> WHAT THE TASK ASKS
Across the entries below, how many lines contain the string "диске"? Give only the count.

Dataset records:
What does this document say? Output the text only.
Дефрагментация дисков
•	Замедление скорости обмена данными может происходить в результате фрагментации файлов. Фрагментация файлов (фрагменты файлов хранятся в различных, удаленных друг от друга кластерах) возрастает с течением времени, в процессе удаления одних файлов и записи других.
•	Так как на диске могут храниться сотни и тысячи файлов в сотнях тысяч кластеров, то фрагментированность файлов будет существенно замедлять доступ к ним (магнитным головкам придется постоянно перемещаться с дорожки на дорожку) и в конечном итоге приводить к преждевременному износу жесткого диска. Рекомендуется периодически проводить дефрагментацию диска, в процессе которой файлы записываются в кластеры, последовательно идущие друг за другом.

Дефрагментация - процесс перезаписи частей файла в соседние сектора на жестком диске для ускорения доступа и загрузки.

> OUTPUT OF THE EXERCISE
2